What to do. From the listing below, copy every line with the word "Análisis".

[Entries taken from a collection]

—————

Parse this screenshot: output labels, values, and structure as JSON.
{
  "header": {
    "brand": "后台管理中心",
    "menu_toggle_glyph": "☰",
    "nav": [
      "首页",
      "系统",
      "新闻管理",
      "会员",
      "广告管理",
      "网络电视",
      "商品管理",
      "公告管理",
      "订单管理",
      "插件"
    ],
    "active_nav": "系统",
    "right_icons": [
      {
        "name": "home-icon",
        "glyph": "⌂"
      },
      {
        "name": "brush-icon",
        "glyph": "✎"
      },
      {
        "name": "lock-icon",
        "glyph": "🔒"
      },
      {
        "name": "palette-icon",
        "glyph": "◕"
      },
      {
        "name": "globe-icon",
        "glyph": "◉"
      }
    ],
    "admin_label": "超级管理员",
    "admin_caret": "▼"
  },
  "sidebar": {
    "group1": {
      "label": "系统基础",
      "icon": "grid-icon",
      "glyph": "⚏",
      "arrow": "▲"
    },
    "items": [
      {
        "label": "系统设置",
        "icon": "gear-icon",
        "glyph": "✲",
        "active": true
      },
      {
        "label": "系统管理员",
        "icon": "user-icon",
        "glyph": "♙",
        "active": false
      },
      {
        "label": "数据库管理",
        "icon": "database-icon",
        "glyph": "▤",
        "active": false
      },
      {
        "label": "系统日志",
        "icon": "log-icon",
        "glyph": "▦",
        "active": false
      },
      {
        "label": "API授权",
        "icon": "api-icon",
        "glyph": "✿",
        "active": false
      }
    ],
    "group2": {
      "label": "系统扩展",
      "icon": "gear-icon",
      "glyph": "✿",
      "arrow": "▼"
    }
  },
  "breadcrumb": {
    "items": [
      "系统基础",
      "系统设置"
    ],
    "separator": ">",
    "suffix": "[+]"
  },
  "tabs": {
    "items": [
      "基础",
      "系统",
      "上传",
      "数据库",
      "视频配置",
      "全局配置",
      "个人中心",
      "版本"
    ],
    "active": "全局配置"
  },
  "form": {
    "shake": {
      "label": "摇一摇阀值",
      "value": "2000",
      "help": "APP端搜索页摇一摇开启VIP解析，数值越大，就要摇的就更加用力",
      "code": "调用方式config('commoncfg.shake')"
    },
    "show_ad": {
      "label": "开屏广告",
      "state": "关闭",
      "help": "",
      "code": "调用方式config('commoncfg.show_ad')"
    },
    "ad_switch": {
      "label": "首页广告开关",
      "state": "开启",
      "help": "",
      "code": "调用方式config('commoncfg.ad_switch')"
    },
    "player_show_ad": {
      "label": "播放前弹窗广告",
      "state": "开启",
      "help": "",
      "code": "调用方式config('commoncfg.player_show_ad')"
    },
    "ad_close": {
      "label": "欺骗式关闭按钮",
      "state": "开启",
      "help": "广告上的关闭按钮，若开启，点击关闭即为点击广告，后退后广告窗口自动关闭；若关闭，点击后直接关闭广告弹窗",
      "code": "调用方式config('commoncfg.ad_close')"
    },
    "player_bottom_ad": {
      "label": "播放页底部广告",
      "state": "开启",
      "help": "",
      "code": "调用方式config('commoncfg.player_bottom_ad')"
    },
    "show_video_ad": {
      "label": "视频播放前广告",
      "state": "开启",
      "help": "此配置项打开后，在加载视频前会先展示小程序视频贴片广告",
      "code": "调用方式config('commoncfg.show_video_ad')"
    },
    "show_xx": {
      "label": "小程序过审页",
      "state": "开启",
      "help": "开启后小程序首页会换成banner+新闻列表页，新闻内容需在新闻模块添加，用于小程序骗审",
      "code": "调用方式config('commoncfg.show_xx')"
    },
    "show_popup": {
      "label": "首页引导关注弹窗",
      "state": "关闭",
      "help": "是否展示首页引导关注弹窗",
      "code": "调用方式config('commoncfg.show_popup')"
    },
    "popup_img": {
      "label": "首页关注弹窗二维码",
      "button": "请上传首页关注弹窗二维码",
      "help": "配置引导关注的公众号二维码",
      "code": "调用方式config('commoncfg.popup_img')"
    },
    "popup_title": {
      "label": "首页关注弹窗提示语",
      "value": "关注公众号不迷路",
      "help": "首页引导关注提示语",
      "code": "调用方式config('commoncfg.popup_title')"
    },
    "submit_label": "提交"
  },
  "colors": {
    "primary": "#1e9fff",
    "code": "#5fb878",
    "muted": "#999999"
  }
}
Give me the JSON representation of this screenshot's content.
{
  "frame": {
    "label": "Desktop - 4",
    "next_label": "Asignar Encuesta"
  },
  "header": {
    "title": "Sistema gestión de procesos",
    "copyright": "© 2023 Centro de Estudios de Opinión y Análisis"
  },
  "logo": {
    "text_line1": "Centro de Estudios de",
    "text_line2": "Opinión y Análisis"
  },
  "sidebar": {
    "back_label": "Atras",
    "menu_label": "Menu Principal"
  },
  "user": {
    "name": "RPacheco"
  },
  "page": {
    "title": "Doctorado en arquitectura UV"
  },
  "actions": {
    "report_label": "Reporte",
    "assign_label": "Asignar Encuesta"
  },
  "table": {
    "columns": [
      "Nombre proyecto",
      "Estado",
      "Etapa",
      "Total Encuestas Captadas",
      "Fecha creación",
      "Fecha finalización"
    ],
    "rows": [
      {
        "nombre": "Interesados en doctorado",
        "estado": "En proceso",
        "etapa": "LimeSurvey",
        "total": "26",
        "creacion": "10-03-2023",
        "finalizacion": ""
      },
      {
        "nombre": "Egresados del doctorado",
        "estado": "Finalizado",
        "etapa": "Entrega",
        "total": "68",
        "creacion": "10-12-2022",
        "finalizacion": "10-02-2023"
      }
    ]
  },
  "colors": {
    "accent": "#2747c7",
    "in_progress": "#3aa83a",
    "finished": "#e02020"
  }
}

—————

Result for this task.
    "copyright": "© 2023 Centro de Estudios de Opinión y Análisis"
    "text_line2": "Opinión y Análisis"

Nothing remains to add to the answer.